• **RAW DATA**:
* begin *

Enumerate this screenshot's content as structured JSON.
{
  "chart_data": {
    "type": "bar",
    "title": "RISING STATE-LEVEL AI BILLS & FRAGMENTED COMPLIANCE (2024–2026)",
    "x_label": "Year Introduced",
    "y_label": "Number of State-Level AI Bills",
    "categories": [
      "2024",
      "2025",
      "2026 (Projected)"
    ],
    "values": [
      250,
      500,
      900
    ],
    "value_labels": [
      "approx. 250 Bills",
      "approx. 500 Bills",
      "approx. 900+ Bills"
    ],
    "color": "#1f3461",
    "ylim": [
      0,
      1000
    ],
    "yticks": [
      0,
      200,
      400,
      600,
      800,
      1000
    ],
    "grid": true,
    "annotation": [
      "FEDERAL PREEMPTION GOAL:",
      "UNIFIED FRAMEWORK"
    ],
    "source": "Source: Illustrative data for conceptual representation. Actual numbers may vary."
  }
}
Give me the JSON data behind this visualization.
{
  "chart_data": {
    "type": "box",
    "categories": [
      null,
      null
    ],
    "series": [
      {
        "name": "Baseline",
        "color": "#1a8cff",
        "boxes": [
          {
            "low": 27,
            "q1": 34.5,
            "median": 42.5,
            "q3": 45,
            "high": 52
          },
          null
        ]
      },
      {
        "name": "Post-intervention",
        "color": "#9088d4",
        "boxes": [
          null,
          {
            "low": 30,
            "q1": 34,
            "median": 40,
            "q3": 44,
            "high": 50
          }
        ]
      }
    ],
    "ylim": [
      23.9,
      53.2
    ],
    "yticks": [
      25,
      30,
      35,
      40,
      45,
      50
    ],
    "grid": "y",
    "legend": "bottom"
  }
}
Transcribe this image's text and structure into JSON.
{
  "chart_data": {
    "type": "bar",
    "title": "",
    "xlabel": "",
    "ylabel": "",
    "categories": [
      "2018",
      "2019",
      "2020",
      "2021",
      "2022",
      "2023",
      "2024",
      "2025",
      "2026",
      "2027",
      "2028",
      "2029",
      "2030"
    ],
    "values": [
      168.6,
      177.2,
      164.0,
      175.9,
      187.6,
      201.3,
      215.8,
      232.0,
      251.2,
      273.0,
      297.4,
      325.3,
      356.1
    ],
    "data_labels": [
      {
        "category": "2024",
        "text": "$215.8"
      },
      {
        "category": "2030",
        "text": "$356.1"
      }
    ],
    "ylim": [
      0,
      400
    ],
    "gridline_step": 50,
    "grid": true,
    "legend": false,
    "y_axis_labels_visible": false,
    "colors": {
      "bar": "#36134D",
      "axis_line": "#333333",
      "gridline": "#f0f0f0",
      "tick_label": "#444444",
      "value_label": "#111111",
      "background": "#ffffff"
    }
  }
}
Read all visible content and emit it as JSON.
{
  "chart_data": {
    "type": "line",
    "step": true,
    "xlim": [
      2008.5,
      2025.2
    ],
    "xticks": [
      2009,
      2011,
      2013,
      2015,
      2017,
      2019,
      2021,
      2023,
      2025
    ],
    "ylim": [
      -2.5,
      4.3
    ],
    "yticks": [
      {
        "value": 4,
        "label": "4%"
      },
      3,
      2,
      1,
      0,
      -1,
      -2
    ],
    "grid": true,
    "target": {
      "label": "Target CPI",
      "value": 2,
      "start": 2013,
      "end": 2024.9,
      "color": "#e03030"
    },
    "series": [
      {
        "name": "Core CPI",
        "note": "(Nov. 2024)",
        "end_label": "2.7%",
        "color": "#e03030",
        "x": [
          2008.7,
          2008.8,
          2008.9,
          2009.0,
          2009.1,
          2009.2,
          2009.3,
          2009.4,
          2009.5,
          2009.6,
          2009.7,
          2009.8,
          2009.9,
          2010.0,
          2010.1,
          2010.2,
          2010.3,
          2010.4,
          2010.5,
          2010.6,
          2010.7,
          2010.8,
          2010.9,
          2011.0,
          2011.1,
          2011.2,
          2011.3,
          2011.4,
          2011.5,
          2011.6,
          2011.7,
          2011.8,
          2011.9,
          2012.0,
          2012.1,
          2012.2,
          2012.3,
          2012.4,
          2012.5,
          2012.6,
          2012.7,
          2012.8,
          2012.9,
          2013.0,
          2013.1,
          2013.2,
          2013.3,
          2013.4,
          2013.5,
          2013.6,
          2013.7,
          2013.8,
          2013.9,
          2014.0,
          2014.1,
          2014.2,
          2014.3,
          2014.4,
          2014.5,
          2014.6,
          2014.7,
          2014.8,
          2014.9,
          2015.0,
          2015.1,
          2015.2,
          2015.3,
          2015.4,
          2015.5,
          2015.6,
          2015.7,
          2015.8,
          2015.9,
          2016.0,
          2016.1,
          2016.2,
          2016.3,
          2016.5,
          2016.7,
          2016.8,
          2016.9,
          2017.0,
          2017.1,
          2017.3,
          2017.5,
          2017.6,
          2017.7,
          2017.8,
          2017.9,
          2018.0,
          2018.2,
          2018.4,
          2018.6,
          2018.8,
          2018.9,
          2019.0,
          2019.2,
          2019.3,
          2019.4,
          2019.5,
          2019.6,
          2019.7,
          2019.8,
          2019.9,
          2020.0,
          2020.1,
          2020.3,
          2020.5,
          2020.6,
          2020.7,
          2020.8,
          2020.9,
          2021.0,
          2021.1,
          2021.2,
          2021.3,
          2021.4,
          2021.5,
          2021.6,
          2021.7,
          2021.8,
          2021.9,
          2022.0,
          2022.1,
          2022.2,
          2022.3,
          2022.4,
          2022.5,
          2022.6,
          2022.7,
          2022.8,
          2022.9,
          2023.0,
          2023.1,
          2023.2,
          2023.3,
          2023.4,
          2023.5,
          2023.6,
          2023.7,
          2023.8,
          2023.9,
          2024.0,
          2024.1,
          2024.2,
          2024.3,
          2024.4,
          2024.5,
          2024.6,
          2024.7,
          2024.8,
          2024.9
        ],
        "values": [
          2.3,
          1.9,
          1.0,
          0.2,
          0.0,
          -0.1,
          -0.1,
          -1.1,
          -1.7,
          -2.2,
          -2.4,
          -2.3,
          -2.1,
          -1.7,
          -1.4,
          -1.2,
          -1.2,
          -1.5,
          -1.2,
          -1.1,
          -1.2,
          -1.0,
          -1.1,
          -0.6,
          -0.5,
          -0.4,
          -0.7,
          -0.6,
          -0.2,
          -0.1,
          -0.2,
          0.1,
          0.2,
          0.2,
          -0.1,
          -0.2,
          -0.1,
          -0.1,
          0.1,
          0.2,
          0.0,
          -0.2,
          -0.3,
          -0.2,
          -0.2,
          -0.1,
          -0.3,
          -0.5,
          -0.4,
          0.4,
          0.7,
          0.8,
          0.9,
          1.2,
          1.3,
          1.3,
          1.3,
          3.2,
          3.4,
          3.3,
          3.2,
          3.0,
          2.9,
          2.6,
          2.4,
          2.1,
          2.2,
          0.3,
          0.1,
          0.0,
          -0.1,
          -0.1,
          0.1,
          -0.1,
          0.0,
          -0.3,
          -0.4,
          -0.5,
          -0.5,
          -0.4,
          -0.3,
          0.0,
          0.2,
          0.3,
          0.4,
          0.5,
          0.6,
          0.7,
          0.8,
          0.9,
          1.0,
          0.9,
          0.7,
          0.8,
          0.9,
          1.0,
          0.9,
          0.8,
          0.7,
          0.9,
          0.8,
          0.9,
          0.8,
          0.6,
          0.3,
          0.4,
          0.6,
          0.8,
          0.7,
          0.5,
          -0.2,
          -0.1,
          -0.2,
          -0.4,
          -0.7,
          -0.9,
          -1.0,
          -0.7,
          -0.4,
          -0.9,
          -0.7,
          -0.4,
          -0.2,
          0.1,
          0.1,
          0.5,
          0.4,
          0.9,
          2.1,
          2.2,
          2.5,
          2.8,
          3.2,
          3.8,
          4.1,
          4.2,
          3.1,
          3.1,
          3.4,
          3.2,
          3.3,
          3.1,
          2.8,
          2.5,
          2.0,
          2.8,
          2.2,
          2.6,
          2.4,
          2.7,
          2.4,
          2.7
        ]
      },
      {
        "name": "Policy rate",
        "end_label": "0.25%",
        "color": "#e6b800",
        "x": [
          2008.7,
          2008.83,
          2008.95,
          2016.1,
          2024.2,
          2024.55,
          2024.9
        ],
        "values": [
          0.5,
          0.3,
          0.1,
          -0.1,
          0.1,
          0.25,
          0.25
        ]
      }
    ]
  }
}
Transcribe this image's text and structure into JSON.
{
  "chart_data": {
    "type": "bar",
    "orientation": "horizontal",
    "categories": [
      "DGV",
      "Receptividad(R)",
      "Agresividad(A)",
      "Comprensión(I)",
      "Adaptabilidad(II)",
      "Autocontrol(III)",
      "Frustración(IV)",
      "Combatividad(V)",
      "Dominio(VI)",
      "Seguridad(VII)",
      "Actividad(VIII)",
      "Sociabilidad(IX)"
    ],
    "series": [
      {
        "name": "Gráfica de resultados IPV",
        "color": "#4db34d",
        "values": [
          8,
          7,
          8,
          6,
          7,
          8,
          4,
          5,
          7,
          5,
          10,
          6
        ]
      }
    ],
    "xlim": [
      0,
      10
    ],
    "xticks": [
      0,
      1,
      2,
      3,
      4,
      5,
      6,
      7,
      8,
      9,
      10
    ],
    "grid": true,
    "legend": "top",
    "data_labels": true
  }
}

* end *

All lines above containing the string "this" are to be collected.

Enumerate this screenshot's content as structured JSON.
Give me the JSON data behind this visualization.
Transcribe this image's text and structure into JSON.
Transcribe this image's text and structure into JSON.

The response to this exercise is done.